The exercise: Write out the full listing again, exactly as it stands.

Data:
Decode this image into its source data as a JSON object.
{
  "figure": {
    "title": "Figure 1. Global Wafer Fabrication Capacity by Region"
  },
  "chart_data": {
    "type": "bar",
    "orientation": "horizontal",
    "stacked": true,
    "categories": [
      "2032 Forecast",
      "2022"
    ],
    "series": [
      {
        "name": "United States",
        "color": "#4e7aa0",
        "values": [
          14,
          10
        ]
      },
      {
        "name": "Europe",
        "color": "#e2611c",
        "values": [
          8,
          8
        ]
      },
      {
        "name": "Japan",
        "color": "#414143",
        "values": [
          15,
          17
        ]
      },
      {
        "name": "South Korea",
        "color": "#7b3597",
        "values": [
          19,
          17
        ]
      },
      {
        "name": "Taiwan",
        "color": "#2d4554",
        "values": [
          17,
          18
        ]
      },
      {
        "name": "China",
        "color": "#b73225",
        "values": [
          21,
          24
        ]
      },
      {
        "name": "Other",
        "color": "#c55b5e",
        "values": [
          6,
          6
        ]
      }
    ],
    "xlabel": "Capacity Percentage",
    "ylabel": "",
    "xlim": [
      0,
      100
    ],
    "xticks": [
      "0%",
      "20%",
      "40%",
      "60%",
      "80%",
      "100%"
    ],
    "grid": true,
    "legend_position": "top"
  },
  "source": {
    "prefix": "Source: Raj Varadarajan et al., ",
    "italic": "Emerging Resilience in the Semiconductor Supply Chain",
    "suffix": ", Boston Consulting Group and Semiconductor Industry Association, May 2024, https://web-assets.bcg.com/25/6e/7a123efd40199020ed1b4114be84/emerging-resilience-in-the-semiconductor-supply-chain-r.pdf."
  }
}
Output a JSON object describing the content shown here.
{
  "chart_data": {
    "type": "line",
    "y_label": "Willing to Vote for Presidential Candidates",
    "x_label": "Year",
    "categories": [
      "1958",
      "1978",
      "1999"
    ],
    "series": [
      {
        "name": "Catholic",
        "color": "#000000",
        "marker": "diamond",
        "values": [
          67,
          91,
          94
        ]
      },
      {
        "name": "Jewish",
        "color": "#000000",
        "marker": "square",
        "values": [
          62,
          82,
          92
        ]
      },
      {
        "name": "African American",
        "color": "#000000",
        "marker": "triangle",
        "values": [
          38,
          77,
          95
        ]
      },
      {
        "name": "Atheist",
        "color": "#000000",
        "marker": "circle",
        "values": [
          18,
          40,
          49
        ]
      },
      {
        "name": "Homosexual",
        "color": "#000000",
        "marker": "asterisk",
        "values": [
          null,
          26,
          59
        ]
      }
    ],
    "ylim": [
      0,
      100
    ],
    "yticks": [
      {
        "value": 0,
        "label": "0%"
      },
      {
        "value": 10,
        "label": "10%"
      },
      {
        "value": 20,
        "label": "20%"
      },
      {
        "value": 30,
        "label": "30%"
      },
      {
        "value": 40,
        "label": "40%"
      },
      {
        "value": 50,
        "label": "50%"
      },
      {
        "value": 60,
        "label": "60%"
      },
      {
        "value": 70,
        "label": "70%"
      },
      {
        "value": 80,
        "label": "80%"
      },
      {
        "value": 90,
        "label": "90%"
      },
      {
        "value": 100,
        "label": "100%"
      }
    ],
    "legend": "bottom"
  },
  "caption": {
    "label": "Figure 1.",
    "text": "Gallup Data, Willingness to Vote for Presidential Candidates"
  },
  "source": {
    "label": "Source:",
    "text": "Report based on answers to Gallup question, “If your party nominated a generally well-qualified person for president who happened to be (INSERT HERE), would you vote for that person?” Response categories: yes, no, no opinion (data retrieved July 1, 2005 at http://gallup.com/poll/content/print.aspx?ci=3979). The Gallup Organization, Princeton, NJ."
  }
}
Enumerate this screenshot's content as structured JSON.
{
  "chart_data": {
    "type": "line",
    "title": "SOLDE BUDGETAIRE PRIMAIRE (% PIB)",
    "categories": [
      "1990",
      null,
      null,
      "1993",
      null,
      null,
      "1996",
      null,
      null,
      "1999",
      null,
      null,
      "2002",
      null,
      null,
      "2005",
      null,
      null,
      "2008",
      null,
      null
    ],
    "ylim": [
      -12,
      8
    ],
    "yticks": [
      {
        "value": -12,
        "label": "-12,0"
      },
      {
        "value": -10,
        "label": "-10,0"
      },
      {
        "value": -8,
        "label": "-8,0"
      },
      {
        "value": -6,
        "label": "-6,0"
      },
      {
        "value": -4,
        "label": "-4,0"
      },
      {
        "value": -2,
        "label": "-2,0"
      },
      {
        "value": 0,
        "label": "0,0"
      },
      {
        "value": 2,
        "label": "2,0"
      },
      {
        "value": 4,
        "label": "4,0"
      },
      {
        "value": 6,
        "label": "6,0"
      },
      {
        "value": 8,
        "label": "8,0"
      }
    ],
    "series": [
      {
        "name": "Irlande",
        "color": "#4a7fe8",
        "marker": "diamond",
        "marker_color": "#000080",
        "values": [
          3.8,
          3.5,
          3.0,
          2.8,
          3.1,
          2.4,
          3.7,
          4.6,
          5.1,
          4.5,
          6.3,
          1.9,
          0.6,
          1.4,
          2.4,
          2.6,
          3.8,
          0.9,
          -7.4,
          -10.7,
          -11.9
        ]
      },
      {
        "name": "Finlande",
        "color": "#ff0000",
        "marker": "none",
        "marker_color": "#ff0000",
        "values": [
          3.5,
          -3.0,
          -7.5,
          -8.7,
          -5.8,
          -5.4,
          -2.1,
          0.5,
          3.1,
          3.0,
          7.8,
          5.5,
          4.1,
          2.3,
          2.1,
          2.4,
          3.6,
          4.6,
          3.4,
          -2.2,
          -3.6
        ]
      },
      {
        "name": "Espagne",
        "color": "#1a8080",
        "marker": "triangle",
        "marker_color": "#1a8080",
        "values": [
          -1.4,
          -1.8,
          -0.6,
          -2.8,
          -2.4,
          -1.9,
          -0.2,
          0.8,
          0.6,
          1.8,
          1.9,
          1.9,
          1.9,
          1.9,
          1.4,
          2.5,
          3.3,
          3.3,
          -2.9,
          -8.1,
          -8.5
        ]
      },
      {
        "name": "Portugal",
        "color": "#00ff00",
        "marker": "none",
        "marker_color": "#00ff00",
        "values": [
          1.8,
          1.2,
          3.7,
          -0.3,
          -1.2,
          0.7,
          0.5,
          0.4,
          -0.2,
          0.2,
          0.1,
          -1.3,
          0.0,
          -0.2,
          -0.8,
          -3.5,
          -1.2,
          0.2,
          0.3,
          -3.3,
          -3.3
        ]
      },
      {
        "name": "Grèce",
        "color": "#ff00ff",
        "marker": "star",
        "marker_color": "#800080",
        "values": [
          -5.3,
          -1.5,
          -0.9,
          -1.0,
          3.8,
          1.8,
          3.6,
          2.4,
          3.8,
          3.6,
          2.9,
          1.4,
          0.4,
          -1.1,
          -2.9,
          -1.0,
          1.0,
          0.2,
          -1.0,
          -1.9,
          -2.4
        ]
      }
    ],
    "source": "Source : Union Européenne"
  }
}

Result of the exercise:
Decode this image into its source data as a JSON object.
{
  "figure": {
    "title": "Figure 1. Global Wafer Fabrication Capacity by Region"
  },
  "chart_data": {
    "type": "bar",
    "orientation": "horizontal",
    "stacked": true,
    "categories": [
      "2032 Forecast",
      "2022"
    ],
    "series": [
      {
        "name": "United States",
        "color": "#4e7aa0",
        "values": [
          14,
          10
        ]
      },
      {
        "name": "Europe",
        "color": "#e2611c",
        "values": [
          8,
          8
        ]
      },
      {
        "name": "Japan",
        "color": "#414143",
        "values": [
          15,
          17
        ]
      },
      {
        "name": "South Korea",
        "color": "#7b3597",
        "values": [
          19,
          17
        ]
      },
      {
        "name": "Taiwan",
        "color": "#2d4554",
        "values": [
          17,
          18
        ]
      },
      {
        "name": "China",
        "color": "#b73225",
        "values": [
          21,
          24
        ]
      },
      {
        "name": "Other",
        "color": "#c55b5e",
        "values": [
          6,
          6
        ]
      }
    ],
    "xlabel": "Capacity Percentage",
    "ylabel": "",
    "xlim": [
      0,
      100
    ],
    "xticks": [
      "0%",
      "20%",
      "40%",
      "60%",
      "80%",
      "100%"
    ],
    "grid": true,
    "legend_position": "top"
  },
  "source": {
    "prefix": "Source: Raj Varadarajan et al., ",
    "italic": "Emerging Resilience in the Semiconductor Supply Chain",
    "suffix": ", Boston Consulting Group and Semiconductor Industry Association, May 2024, https://web-assets.bcg.com/25/6e/7a123efd40199020ed1b4114be84/emerging-resilience-in-the-semiconductor-supply-chain-r.pdf."
  }
}
Output a JSON object describing the content shown here.
{
  "chart_data": {
    "type": "line",
    "y_label": "Willing to Vote for Presidential Candidates",
    "x_label": "Year",
    "categories": [
      "1958",
      "1978",
      "1999"
    ],
    "series": [
      {
        "name": "Catholic",
        "color": "#000000",
        "marker": "diamond",
        "values": [
          67,
          91,
          94
        ]
      },
      {
        "name": "Jewish",
        "color": "#000000",
        "marker": "square",
        "values": [
          62,
          82,
          92
        ]
      },
      {
        "name": "African American",
        "color": "#000000",
        "marker": "triangle",
        "values": [
          38,
          77,
          95
        ]
      },
      {
        "name": "Atheist",
        "color": "#000000",
        "marker": "circle",
        "values": [
          18,
          40,
          49
        ]
      },
      {
        "name": "Homosexual",
        "color": "#000000",
        "marker": "asterisk",
        "values": [
          null,
          26,
          59
        ]
      }
    ],
    "ylim": [
      0,
      100
    ],
    "yticks": [
      {
        "value": 0,
        "label": "0%"
      },
      {
        "value": 10,
        "label": "10%"
      },
      {
        "value": 20,
        "label": "20%"
      },
      {
        "value": 30,
        "label": "30%"
      },
      {
        "value": 40,
        "label": "40%"
      },
      {
        "value": 50,
        "label": "50%"
      },
      {
        "value": 60,
        "label": "60%"
      },
      {
        "value": 70,
        "label": "70%"
      },
      {
        "value": 80,
        "label": "80%"
      },
      {
        "value": 90,
        "label": "90%"
      },
      {
        "value": 100,
        "label": "100%"
      }
    ],
    "legend": "bottom"
  },
  "caption": {
    "label": "Figure 1.",
    "text": "Gallup Data, Willingness to Vote for Presidential Candidates"
  },
  "source": {
    "label": "Source:",
    "text": "Report based on answers to Gallup question, “If your party nominated a generally well-qualified person for president who happened to be (INSERT HERE), would you vote for that person?” Response categories: yes, no, no opinion (data retrieved July 1, 2005 at http://gallup.com/poll/content/print.aspx?ci=3979). The Gallup Organization, Princeton, NJ."
  }
}
Enumerate this screenshot's content as structured JSON.
{
  "chart_data": {
    "type": "line",
    "title": "SOLDE BUDGETAIRE PRIMAIRE (% PIB)",
    "categories": [
      "1990",
      null,
      null,
      "1993",
      null,
      null,
      "1996",
      null,
      null,
      "1999",
      null,
      null,
      "2002",
      null,
      null,
      "2005",
      null,
      null,
      "2008",
      null,
      null
    ],
    "ylim": [
      -12,
      8
    ],
    "yticks": [
      {
        "value": -12,
        "label": "-12,0"
      },
      {
        "value": -10,
        "label": "-10,0"
      },
      {
        "value": -8,
        "label": "-8,0"
      },
      {
        "value": -6,
        "label": "-6,0"
      },
      {
        "value": -4,
        "label": "-4,0"
      },
      {
        "value": -2,
        "label": "-2,0"
      },
      {
        "value": 0,
        "label": "0,0"
      },
      {
        "value": 2,
        "label": "2,0"
      },
      {
        "value": 4,
        "label": "4,0"
      },
      {
        "value": 6,
        "label": "6,0"
      },
      {
        "value": 8,
        "label": "8,0"
      }
    ],
    "series": [
      {
        "name": "Irlande",
        "color": "#4a7fe8",
        "marker": "diamond",
        "marker_color": "#000080",
        "values": [
          3.8,
          3.5,
          3.0,
          2.8,
          3.1,
          2.4,
          3.7,
          4.6,
          5.1,
          4.5,
          6.3,
          1.9,
          0.6,
          1.4,
          2.4,
          2.6,
          3.8,
          0.9,
          -7.4,
          -10.7,
          -11.9
        ]
      },
      {
        "name": "Finlande",
        "color": "#ff0000",
        "marker": "none",
        "marker_color": "#ff0000",
        "values": [
          3.5,
          -3.0,
          -7.5,
          -8.7,
          -5.8,
          -5.4,
          -2.1,
          0.5,
          3.1,
          3.0,
          7.8,
          5.5,
          4.1,
          2.3,
          2.1,
          2.4,
          3.6,
          4.6,
          3.4,
          -2.2,
          -3.6
        ]
      },
      {
        "name": "Espagne",
        "color": "#1a8080",
        "marker": "triangle",
        "marker_color": "#1a8080",
        "values": [
          -1.4,
          -1.8,
          -0.6,
          -2.8,
          -2.4,
          -1.9,
          -0.2,
          0.8,
          0.6,
          1.8,
          1.9,
          1.9,
          1.9,
          1.9,
          1.4,
          2.5,
          3.3,
          3.3,
          -2.9,
          -8.1,
          -8.5
        ]
      },
      {
        "name": "Portugal",
        "color": "#00ff00",
        "marker": "none",
        "marker_color": "#00ff00",
        "values": [
          1.8,
          1.2,
          3.7,
          -0.3,
          -1.2,
          0.7,
          0.5,
          0.4,
          -0.2,
          0.2,
          0.1,
          -1.3,
          0.0,
          -0.2,
          -0.8,
          -3.5,
          -1.2,
          0.2,
          0.3,
          -3.3,
          -3.3
        ]
      },
      {
        "name": "Grèce",
        "color": "#ff00ff",
        "marker": "star",
        "marker_color": "#800080",
        "values": [
          -5.3,
          -1.5,
          -0.9,
          -1.0,
          3.8,
          1.8,
          3.6,
          2.4,
          3.8,
          3.6,
          2.9,
          1.4,
          0.4,
          -1.1,
          -2.9,
          -1.0,
          1.0,
          0.2,
          -1.0,
          -1.9,
          -2.4
        ]
      }
    ],
    "source": "Source : Union Européenne"
  }
}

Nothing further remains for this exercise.